=== TASK DATA ===

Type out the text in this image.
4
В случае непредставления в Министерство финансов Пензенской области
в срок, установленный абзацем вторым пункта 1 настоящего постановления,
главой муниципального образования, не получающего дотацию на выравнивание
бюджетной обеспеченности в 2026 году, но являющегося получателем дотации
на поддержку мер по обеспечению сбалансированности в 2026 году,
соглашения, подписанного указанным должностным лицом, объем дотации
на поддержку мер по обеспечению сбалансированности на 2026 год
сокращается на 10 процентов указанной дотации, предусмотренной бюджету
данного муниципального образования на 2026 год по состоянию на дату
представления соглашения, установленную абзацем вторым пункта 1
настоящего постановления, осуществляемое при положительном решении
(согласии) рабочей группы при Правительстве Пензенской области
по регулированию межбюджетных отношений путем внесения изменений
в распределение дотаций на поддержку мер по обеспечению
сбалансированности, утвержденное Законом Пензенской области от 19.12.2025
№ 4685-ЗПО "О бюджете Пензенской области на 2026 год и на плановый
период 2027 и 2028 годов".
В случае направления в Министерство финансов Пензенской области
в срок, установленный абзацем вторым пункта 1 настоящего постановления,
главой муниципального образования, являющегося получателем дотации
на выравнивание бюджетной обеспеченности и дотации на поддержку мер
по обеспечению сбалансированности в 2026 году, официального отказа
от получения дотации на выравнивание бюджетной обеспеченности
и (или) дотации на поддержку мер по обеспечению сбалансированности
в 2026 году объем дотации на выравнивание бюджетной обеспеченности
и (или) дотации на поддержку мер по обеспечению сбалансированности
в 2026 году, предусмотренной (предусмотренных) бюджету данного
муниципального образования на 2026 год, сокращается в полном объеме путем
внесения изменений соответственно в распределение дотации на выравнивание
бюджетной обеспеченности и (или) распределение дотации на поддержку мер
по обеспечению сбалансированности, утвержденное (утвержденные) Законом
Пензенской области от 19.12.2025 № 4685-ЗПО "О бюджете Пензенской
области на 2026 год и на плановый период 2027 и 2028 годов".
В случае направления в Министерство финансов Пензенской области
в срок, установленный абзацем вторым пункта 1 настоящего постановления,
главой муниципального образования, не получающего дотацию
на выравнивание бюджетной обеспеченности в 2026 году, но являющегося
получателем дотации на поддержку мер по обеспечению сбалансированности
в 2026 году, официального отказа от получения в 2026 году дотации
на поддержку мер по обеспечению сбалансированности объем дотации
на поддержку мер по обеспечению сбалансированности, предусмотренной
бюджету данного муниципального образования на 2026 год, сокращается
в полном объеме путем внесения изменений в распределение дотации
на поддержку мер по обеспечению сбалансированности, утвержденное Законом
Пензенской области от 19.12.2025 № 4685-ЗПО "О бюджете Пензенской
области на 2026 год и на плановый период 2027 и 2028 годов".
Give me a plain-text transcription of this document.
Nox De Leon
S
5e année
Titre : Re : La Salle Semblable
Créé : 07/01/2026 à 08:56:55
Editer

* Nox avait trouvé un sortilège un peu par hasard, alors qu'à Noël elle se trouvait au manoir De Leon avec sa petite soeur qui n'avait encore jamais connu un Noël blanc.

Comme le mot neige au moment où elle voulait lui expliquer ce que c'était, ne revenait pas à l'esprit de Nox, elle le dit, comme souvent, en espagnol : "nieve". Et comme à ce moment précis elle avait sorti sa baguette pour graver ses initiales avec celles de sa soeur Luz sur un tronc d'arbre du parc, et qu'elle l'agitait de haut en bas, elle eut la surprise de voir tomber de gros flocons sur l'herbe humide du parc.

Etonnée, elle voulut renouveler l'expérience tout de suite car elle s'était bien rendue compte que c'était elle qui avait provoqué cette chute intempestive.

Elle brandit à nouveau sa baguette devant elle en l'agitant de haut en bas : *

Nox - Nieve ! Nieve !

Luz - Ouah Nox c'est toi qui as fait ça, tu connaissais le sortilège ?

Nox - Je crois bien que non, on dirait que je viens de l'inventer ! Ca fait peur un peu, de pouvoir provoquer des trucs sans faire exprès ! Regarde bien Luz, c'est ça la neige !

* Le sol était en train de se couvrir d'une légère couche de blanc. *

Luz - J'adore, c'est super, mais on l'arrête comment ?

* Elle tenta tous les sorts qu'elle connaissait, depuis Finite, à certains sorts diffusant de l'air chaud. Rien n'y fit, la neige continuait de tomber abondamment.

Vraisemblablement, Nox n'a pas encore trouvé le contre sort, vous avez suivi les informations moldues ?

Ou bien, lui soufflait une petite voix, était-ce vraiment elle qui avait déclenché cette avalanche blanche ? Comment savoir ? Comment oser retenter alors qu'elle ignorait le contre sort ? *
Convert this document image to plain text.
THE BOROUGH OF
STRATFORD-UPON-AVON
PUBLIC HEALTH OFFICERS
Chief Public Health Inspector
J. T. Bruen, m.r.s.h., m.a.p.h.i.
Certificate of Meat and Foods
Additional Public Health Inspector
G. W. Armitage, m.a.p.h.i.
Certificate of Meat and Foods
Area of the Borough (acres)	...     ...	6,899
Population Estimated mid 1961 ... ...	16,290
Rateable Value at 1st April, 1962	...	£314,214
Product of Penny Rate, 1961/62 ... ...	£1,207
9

===

> **DESCRIPTION OF THE TASK**: Using the listing above, list every line in which the string "contre" occurs.

> **WRITTEN REPLY**:
Vraisemblablement, Nox n'a pas encore trouvé le contre sort, vous avez suivi les informations moldues ?
Ou bien, lui soufflait une petite voix, était-ce vraiment elle qui avait déclenché cette avalanche blanche ? Comment savoir ? Comment oser retenter alors qu'elle ignorait le contre sort ? *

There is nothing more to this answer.